Extracted data entries:
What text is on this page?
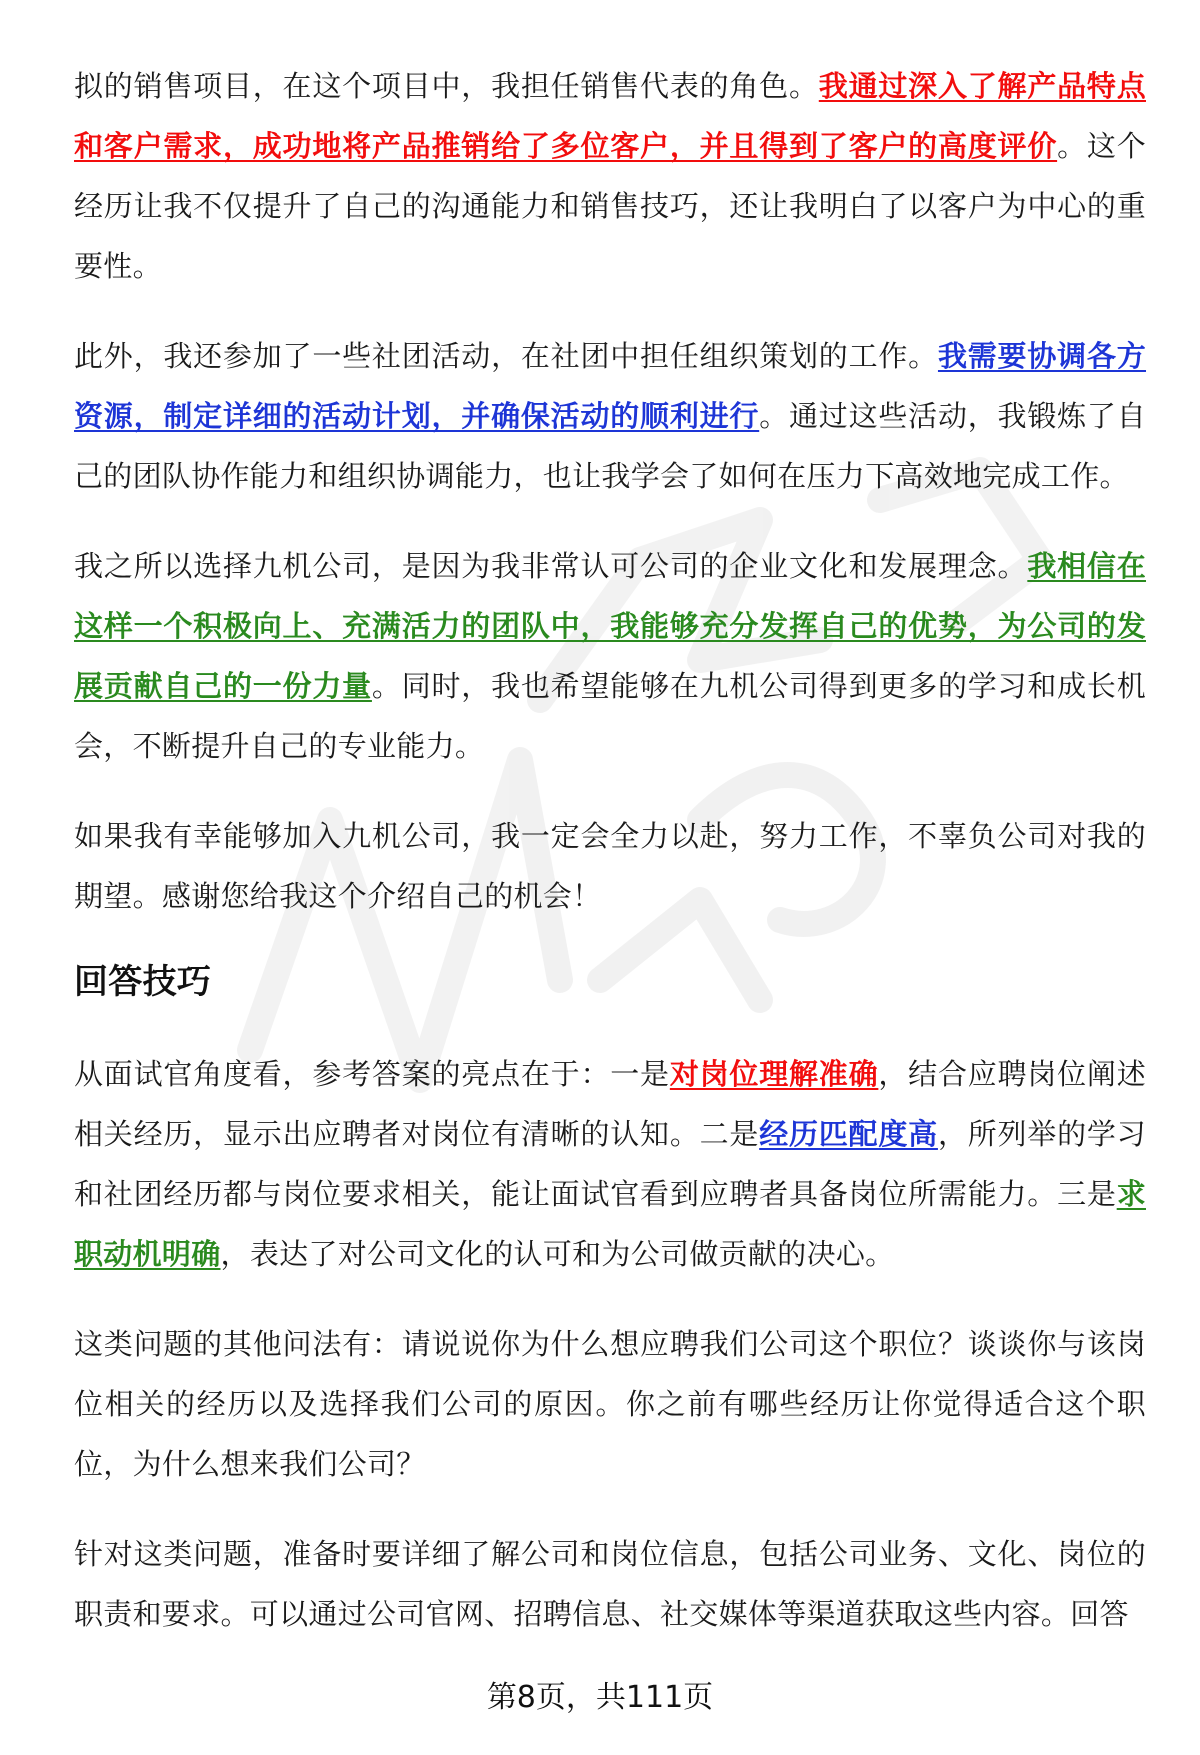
拟的销售项目，在这个项目中，我担任销售代表的角色。我通过深入了解产品特点和客户需求，成功地将产品推销给了多位客户，并且得到了客户的高度评价。这个经历让我不仅提升了自己的沟通能力和销售技巧，还让我明白了以客户为中心的重要性。

此外，我还参加了一些社团活动，在社团中担任组织策划的工作。我需要协调各方资源，制定详细的活动计划，并确保活动的顺利进行。通过这些活动，我锻炼了自己的团队协作能力和组织协调能力，也让我学会了如何在压力下高效地完成工作。

我之所以选择九机公司，是因为我非常认可公司的企业文化和发展理念。我相信在这样一个积极向上、充满活力的团队中，我能够充分发挥自己的优势，为公司的发展贡献自己的一份力量。同时，我也希望能够在九机公司得到更多的学习和成长机会，不断提升自己的专业能力。

如果我有幸能够加入九机公司，我一定会全力以赴，努力工作，不辜负公司对我的期望。感谢您给我这个介绍自己的机会！

回答技巧

从面试官角度看，参考答案的亮点在于：一是对岗位理解准确，结合应聘岗位阐述相关经历，显示出应聘者对岗位有清晰的认知。二是经历匹配度高，所列举的学习和社团经历都与岗位要求相关，能让面试官看到应聘者具备岗位所需能力。三是求职动机明确，表达了对公司文化的认可和为公司做贡献的决心。

这类问题的其他问法有：请说说你为什么想应聘我们公司这个职位？谈谈你与该岗位相关的经历以及选择我们公司的原因。你之前有哪些经历让你觉得适合这个职位，为什么想来我们公司？

针对这类问题，准备时要详细了解公司和岗位信息，包括公司业务、文化、岗位的职责和要求。可以通过公司官网、招聘信息、社交媒体等渠道获取这些内容。回答

第8页，共111页
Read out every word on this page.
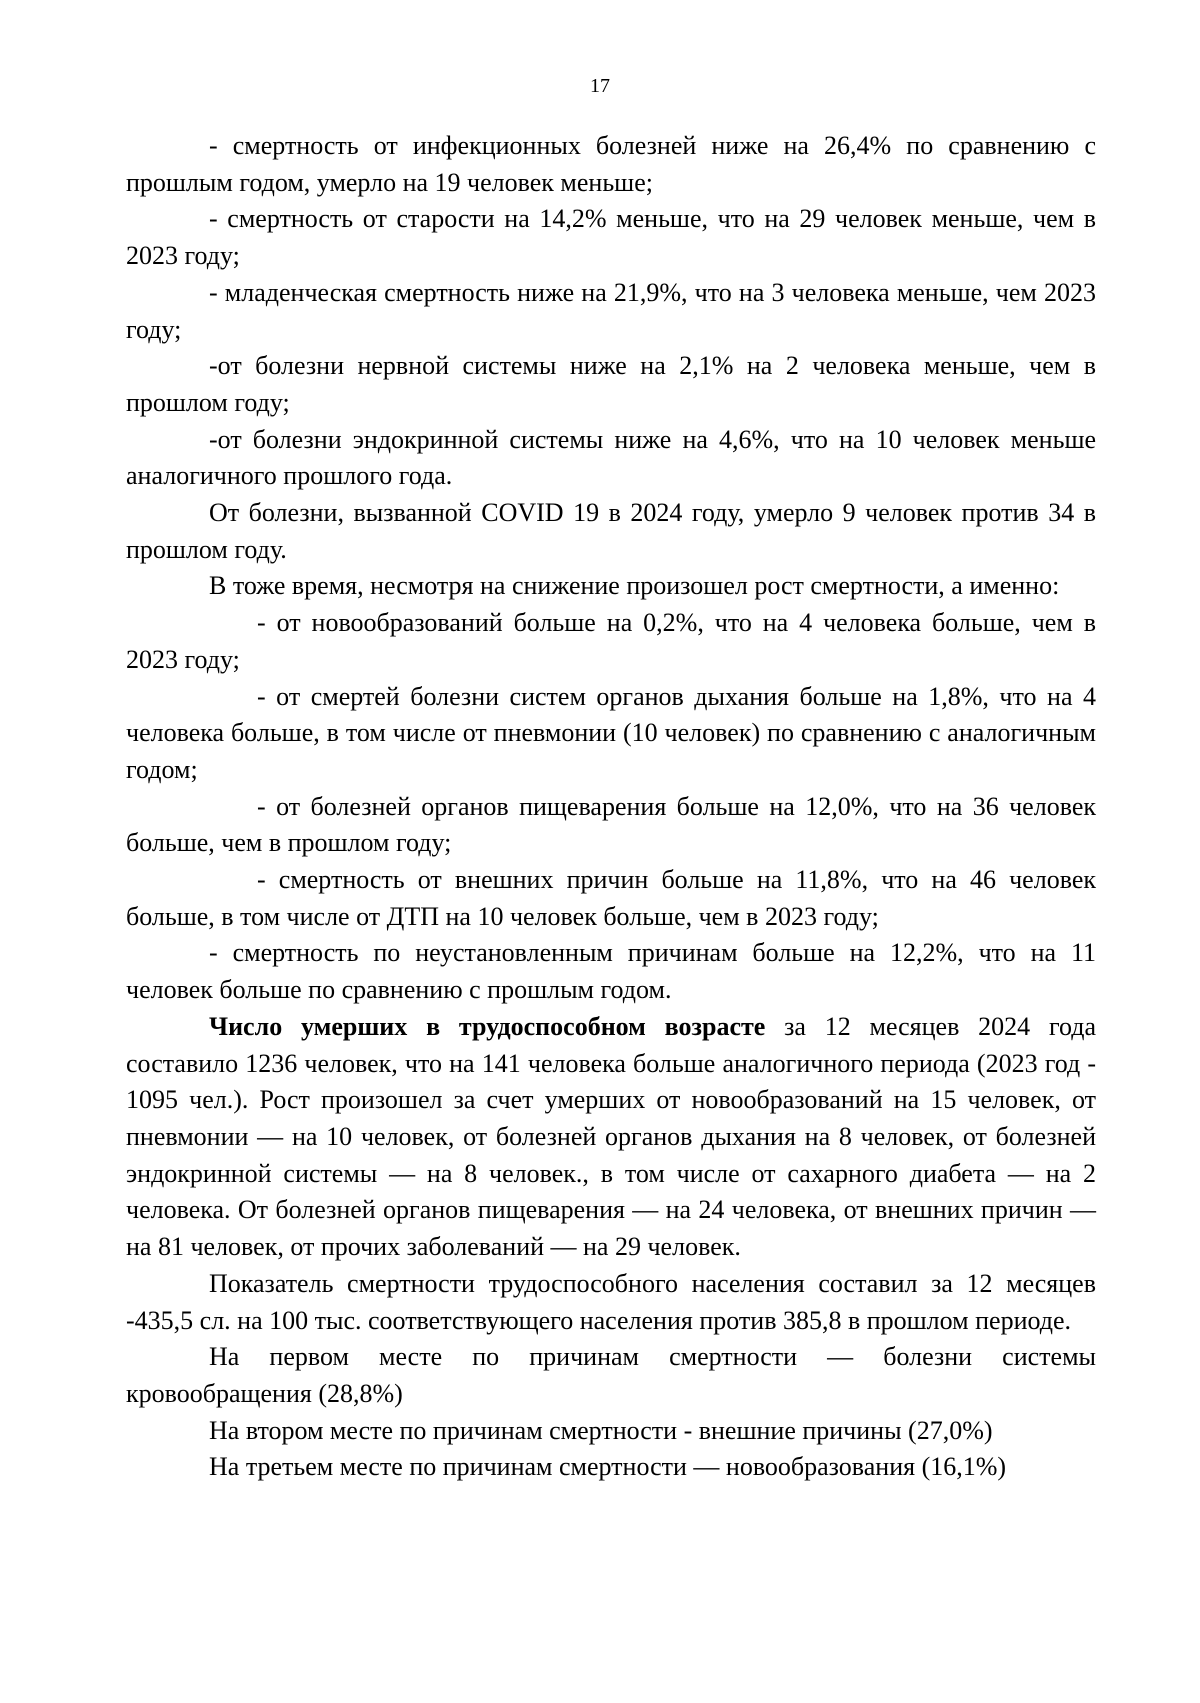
17

- смертность от инфекционных болезней ниже на 26,4% по сравнению с прошлым годом, умерло на 19 человек меньше;

- смертность от старости на 14,2% меньше, что на 29 человек меньше, чем в 2023 году;

- младенческая смертность ниже на 21,9%, что на 3 человека меньше, чем 2023 году;

-от болезни нервной системы ниже на 2,1% на 2 человека меньше, чем в прошлом году;

-от болезни эндокринной системы ниже на 4,6%, что на 10 человек меньше аналогичного прошлого года.

От болезни, вызванной COVID 19 в 2024 году, умерло 9 человек против 34 в прошлом году.

В тоже время, несмотря на снижение произошел рост смертности, а именно:

- от новообразований больше на 0,2%, что на 4 человека больше, чем в 2023 году;

- от смертей болезни систем органов дыхания больше на 1,8%, что на 4 человека больше, в том числе от пневмонии (10 человек) по сравнению с аналогичным годом;

- от болезней органов пищеварения больше на 12,0%, что на 36 человек больше, чем в прошлом году;

- смертность от внешних причин больше на 11,8%, что на 46 человек больше, в том числе от ДТП на 10 человек больше, чем в 2023 году;

- смертность по неустановленным причинам больше на 12,2%, что на 11 человек больше по сравнению с прошлым годом.

Число умерших в трудоспособном возрасте за 12 месяцев 2024 года составило 1236 человек, что на 141 человека больше аналогичного периода (2023 год - 1095 чел.). Рост произошел за счет умерших от новообразований на 15 человек, от пневмонии — на 10 человек, от болезней органов дыхания на 8 человек, от болезней эндокринной системы — на 8 человек., в том числе от сахарного диабета — на 2 человека. От болезней органов пищеварения — на 24 человека, от внешних причин — на 81 человек, от прочих заболеваний — на 29 человек.

Показатель смертности трудоспособного населения составил за 12 месяцев -435,5 сл. на 100 тыс. соответствующего населения против 385,8 в прошлом периоде.

На первом месте по причинам смертности — болезни системы кровообращения (28,8%)

На втором месте по причинам смертности - внешние причины (27,0%)

На третьем месте по причинам смертности — новообразования (16,1%)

TASK PROMPT >>
Leave out the pictures and output every record above precisely as given.

ANSWER TO THE TASK >>
What text is on this page?
拟的销售项目，在这个项目中，我担任销售代表的角色。我通过深入了解产品特点和客户需求，成功地将产品推销给了多位客户，并且得到了客户的高度评价。这个经历让我不仅提升了自己的沟通能力和销售技巧，还让我明白了以客户为中心的重要性。

此外，我还参加了一些社团活动，在社团中担任组织策划的工作。我需要协调各方资源，制定详细的活动计划，并确保活动的顺利进行。通过这些活动，我锻炼了自己的团队协作能力和组织协调能力，也让我学会了如何在压力下高效地完成工作。

我之所以选择九机公司，是因为我非常认可公司的企业文化和发展理念。我相信在这样一个积极向上、充满活力的团队中，我能够充分发挥自己的优势，为公司的发展贡献自己的一份力量。同时，我也希望能够在九机公司得到更多的学习和成长机会，不断提升自己的专业能力。

如果我有幸能够加入九机公司，我一定会全力以赴，努力工作，不辜负公司对我的期望。感谢您给我这个介绍自己的机会！

回答技巧

从面试官角度看，参考答案的亮点在于：一是对岗位理解准确，结合应聘岗位阐述相关经历，显示出应聘者对岗位有清晰的认知。二是经历匹配度高，所列举的学习和社团经历都与岗位要求相关，能让面试官看到应聘者具备岗位所需能力。三是求职动机明确，表达了对公司文化的认可和为公司做贡献的决心。

这类问题的其他问法有：请说说你为什么想应聘我们公司这个职位？谈谈你与该岗位相关的经历以及选择我们公司的原因。你之前有哪些经历让你觉得适合这个职位，为什么想来我们公司？

针对这类问题，准备时要详细了解公司和岗位信息，包括公司业务、文化、岗位的职责和要求。可以通过公司官网、招聘信息、社交媒体等渠道获取这些内容。回答

第8页，共111页
Read out every word on this page.
17

- смертность от инфекционных болезней ниже на 26,4% по сравнению с прошлым годом, умерло на 19 человек меньше;

- смертность от старости на 14,2% меньше, что на 29 человек меньше, чем в 2023 году;

- младенческая смертность ниже на 21,9%, что на 3 человека меньше, чем 2023 году;

-от болезни нервной системы ниже на 2,1% на 2 человека меньше, чем в прошлом году;

-от болезни эндокринной системы ниже на 4,6%, что на 10 человек меньше аналогичного прошлого года.

От болезни, вызванной COVID 19 в 2024 году, умерло 9 человек против 34 в прошлом году.

В тоже время, несмотря на снижение произошел рост смертности, а именно:

- от новообразований больше на 0,2%, что на 4 человека больше, чем в 2023 году;

- от смертей болезни систем органов дыхания больше на 1,8%, что на 4 человека больше, в том числе от пневмонии (10 человек) по сравнению с аналогичным годом;

- от болезней органов пищеварения больше на 12,0%, что на 36 человек больше, чем в прошлом году;

- смертность от внешних причин больше на 11,8%, что на 46 человек больше, в том числе от ДТП на 10 человек больше, чем в 2023 году;

- смертность по неустановленным причинам больше на 12,2%, что на 11 человек больше по сравнению с прошлым годом.

Число умерших в трудоспособном возрасте за 12 месяцев 2024 года составило 1236 человек, что на 141 человека больше аналогичного периода (2023 год - 1095 чел.). Рост произошел за счет умерших от новообразований на 15 человек, от пневмонии — на 10 человек, от болезней органов дыхания на 8 человек, от болезней эндокринной системы — на 8 человек., в том числе от сахарного диабета — на 2 человека. От болезней органов пищеварения — на 24 человека, от внешних причин — на 81 человек, от прочих заболеваний — на 29 человек.

Показатель смертности трудоспособного населения составил за 12 месяцев -435,5 сл. на 100 тыс. соответствующего населения против 385,8 в прошлом периоде.

На первом месте по причинам смертности — болезни системы кровообращения (28,8%)

На втором месте по причинам смертности - внешние причины (27,0%)

На третьем месте по причинам смертности — новообразования (16,1%)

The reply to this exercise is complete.